WHAT THE TASK ASKS
In the records below, find the line holding "Serialize everything readable"; copy it and every line after it to the end, omitting all images.
·····
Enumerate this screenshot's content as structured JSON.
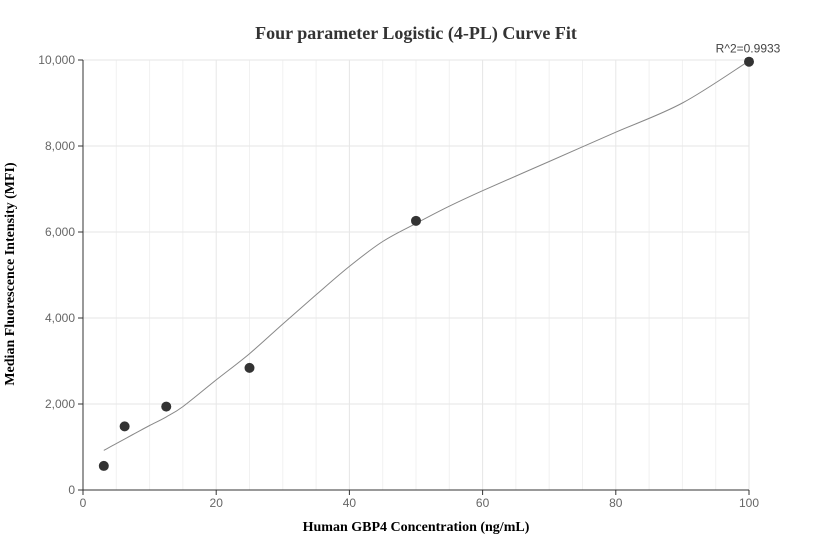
{
  "chart_data": {
    "type": "scatter",
    "title": "Four parameter Logistic (4-PL) Curve Fit",
    "xlabel": "Human GBP4 Concentration (ng/mL)",
    "ylabel": "Median Fluorescence Intensity (MFI)",
    "xlim": [
      0,
      100
    ],
    "ylim": [
      0,
      10000
    ],
    "x_ticks": [
      0,
      20,
      40,
      60,
      80,
      100
    ],
    "x_tick_labels": [
      "0",
      "20",
      "40",
      "60",
      "80",
      "100"
    ],
    "y_ticks": [
      0,
      2000,
      4000,
      6000,
      8000,
      10000
    ],
    "y_tick_labels": [
      "0",
      "2,000",
      "4,000",
      "6,000",
      "8,000",
      "10,000"
    ],
    "grid": true,
    "annotation": "R^2=0.9933",
    "points": {
      "x": [
        3.125,
        6.25,
        12.5,
        25,
        50,
        100
      ],
      "y": [
        560,
        1480,
        1940,
        2840,
        6260,
        9960
      ]
    },
    "fit_curve": {
      "x": [
        3.125,
        5,
        7.5,
        10,
        12.5,
        15,
        20,
        25,
        30,
        35,
        40,
        45,
        50,
        55,
        60,
        70,
        80,
        90,
        100
      ],
      "y": [
        920,
        1080,
        1290,
        1500,
        1700,
        1940,
        2560,
        3170,
        3860,
        4540,
        5200,
        5780,
        6200,
        6600,
        6960,
        7640,
        8320,
        9000,
        9980
      ]
    },
    "colors": {
      "points": "#333333",
      "curve": "#888888",
      "grid": "#e6e6e6",
      "axis": "#333333"
    }
  }
}
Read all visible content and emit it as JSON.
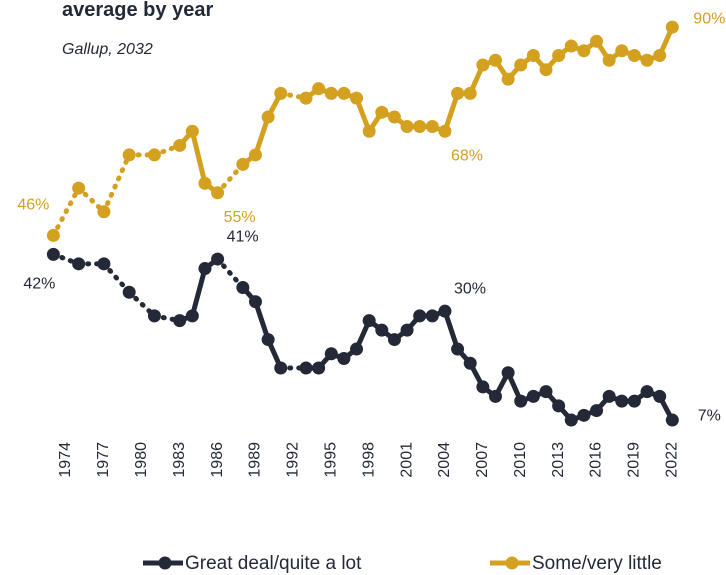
{
  "chart_data": {
    "type": "line",
    "title": "average by year",
    "subtitle": "Gallup, 2032",
    "x": [
      1973,
      1975,
      1977,
      1979,
      1981,
      1983,
      1984,
      1985,
      1986,
      1988,
      1989,
      1990,
      1991,
      1993,
      1994,
      1995,
      1996,
      1997,
      1998,
      1999,
      2000,
      2001,
      2002,
      2003,
      2004,
      2005,
      2006,
      2007,
      2008,
      2009,
      2010,
      2011,
      2012,
      2013,
      2014,
      2015,
      2016,
      2017,
      2018,
      2019,
      2020,
      2021,
      2022
    ],
    "xlim": [
      1971.94,
      2023.4
    ],
    "xticks": [
      1974,
      1977,
      1980,
      1983,
      1986,
      1989,
      1992,
      1995,
      1998,
      2001,
      2004,
      2007,
      2010,
      2013,
      2016,
      2019,
      2022
    ],
    "ylim": [
      4.9,
      91.5
    ],
    "series": [
      {
        "name": "Great deal/quite a lot",
        "color": "#232937",
        "values": [
          42,
          40,
          40,
          34,
          29,
          28,
          29,
          39,
          41,
          35,
          32,
          24,
          18,
          18,
          18,
          21,
          20,
          22,
          28,
          26,
          24,
          26,
          29,
          29,
          30,
          22,
          19,
          14,
          12,
          17,
          11,
          12,
          13,
          10,
          7,
          8,
          9,
          12,
          11,
          11,
          13,
          12,
          7
        ],
        "value_labels": [
          "42%",
          null,
          null,
          null,
          null,
          null,
          null,
          null,
          "41%",
          null,
          null,
          null,
          null,
          null,
          null,
          null,
          null,
          null,
          null,
          null,
          null,
          null,
          null,
          null,
          "30%",
          null,
          null,
          null,
          null,
          null,
          null,
          null,
          null,
          null,
          null,
          null,
          null,
          null,
          null,
          null,
          null,
          null,
          "7%"
        ]
      },
      {
        "name": "Some/very little",
        "color": "#d4a020",
        "values": [
          46,
          56,
          51,
          63,
          63,
          65,
          68,
          57,
          55,
          61,
          63,
          71,
          76,
          75,
          77,
          76,
          76,
          75,
          68,
          72,
          71,
          69,
          69,
          69,
          68,
          76,
          76,
          82,
          83,
          79,
          82,
          84,
          81,
          84,
          86,
          85,
          87,
          83,
          85,
          84,
          83,
          84,
          90
        ],
        "value_labels": [
          "46%",
          null,
          null,
          null,
          null,
          null,
          null,
          null,
          "55%",
          null,
          null,
          null,
          null,
          null,
          null,
          null,
          null,
          null,
          null,
          null,
          null,
          null,
          null,
          null,
          "68%",
          null,
          null,
          null,
          null,
          null,
          null,
          null,
          null,
          null,
          null,
          null,
          null,
          null,
          null,
          null,
          null,
          null,
          "90%"
        ]
      }
    ],
    "legend": "bottom"
  }
}
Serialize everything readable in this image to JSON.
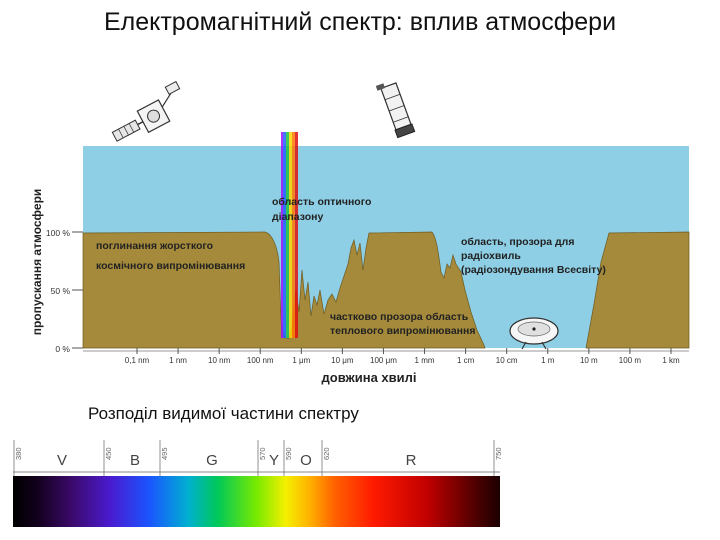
{
  "title": "Електромагнітний спектр: вплив атмосфери",
  "y_axis": {
    "label": "пропускання атмосфери",
    "ticks": [
      "100 %",
      "50 %",
      "0 %"
    ]
  },
  "x_axis": {
    "label": "довжина хвилі",
    "ticks": [
      "0,1 nm",
      "1 nm",
      "10 nm",
      "100 nm",
      "1 μm",
      "10 μm",
      "100 μm",
      "1 mm",
      "1 cm",
      "10 cm",
      "1 m",
      "10 m",
      "100 m",
      "1 km"
    ]
  },
  "annotations": {
    "optical_window": [
      "область оптичного",
      "діапазону"
    ],
    "hard_radiation": [
      "поглинання жорсткого",
      "космічного випромінювання"
    ],
    "radio_window": [
      "область, прозора для",
      "радіохвиль",
      "(радіозондування Всесвіту)"
    ],
    "thermal": [
      "частково прозора область",
      "теплового випромінювання"
    ]
  },
  "visible_section": {
    "caption": "Розподіл видимої частини спектру",
    "bands": [
      "V",
      "B",
      "G",
      "Y",
      "O",
      "R"
    ],
    "wavelength_marks": [
      "380",
      "450",
      "495",
      "570",
      "590",
      "620",
      "750"
    ]
  },
  "colors": {
    "sky": "#8ecfe6",
    "atmosphere": "#a48a3a",
    "text": "#111111"
  },
  "icons": [
    "satellite-icon",
    "space-telescope-icon",
    "radio-telescope-icon"
  ]
}
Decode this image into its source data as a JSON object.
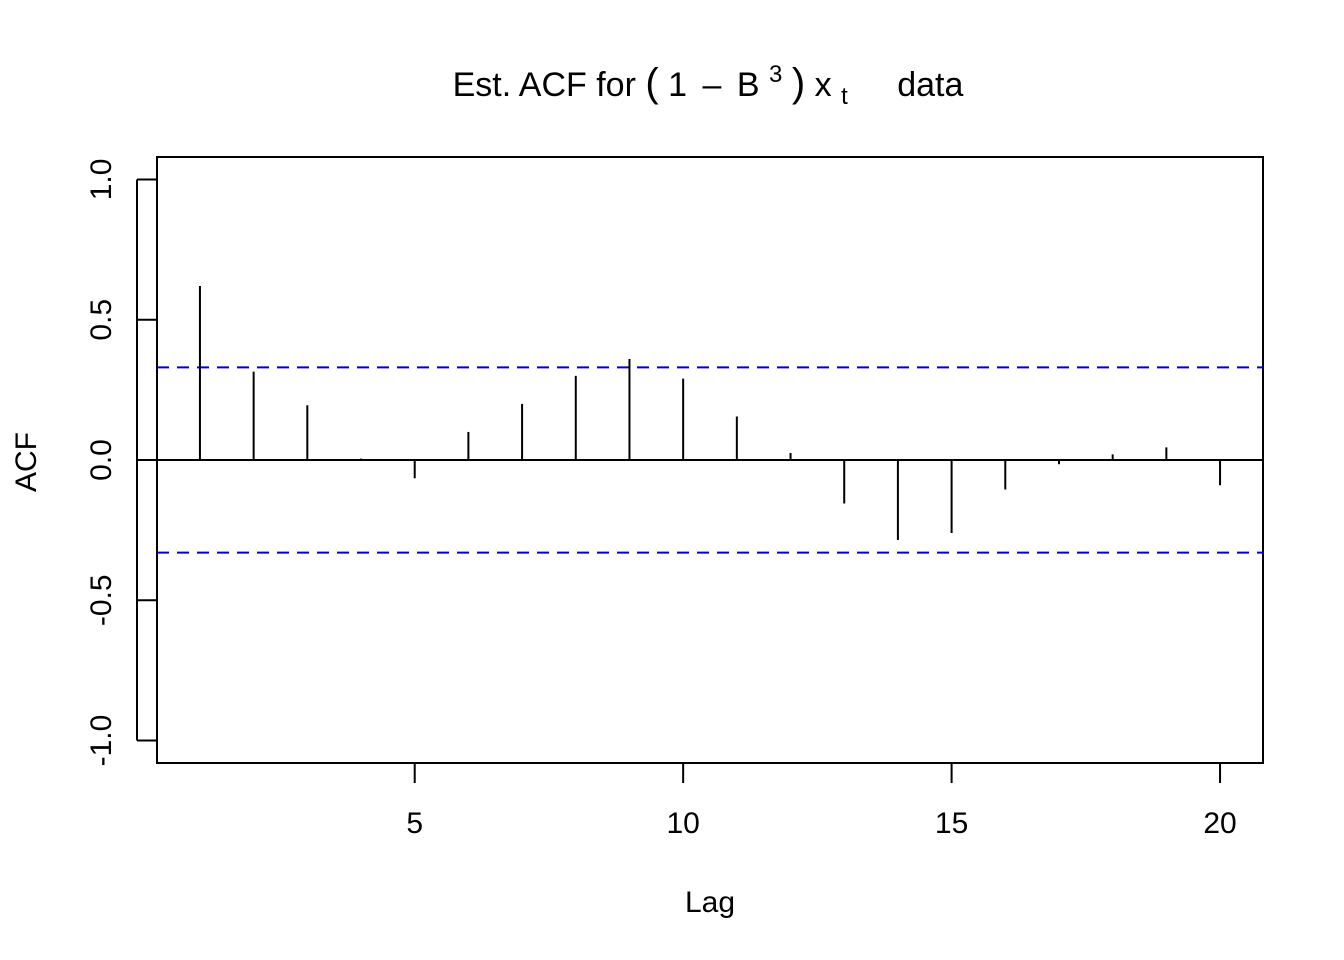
·····
RESULT BELOW
Serialize everything readable in this image to JSON.
{
  "title": "Електромагнітний спектр: вплив атмосфери",
  "y_axis": {
    "label": "пропускання атмосфери",
    "ticks": [
      "100 %",
      "50 %",
      "0 %"
    ]
  },
  "x_axis": {
    "label": "довжина хвилі",
    "ticks": [
      "0,1 nm",
      "1 nm",
      "10 nm",
      "100 nm",
      "1 μm",
      "10 μm",
      "100 μm",
      "1 mm",
      "1 cm",
      "10 cm",
      "1 m",
      "10 m",
      "100 m",
      "1 km"
    ]
  },
  "annotations": {
    "optical_window": [
      "область оптичного",
      "діапазону"
    ],
    "hard_radiation": [
      "поглинання жорсткого",
      "космічного випромінювання"
    ],
    "radio_window": [
      "область, прозора для",
      "радіохвиль",
      "(радіозондування Всесвіту)"
    ],
    "thermal": [
      "частково прозора область",
      "теплового випромінювання"
    ]
  },
  "visible_section": {
    "caption": "Розподіл видимої частини спектру",
    "bands": [
      "V",
      "B",
      "G",
      "Y",
      "O",
      "R"
    ],
    "wavelength_marks": [
      "380",
      "450",
      "495",
      "570",
      "590",
      "620",
      "750"
    ]
  },
  "colors": {
    "sky": "#8ecfe6",
    "atmosphere": "#a48a3a",
    "text": "#111111"
  },
  "icons": [
    "satellite-icon",
    "space-telescope-icon",
    "radio-telescope-icon"
  ]
}
Decode this image into its source data as a JSON object.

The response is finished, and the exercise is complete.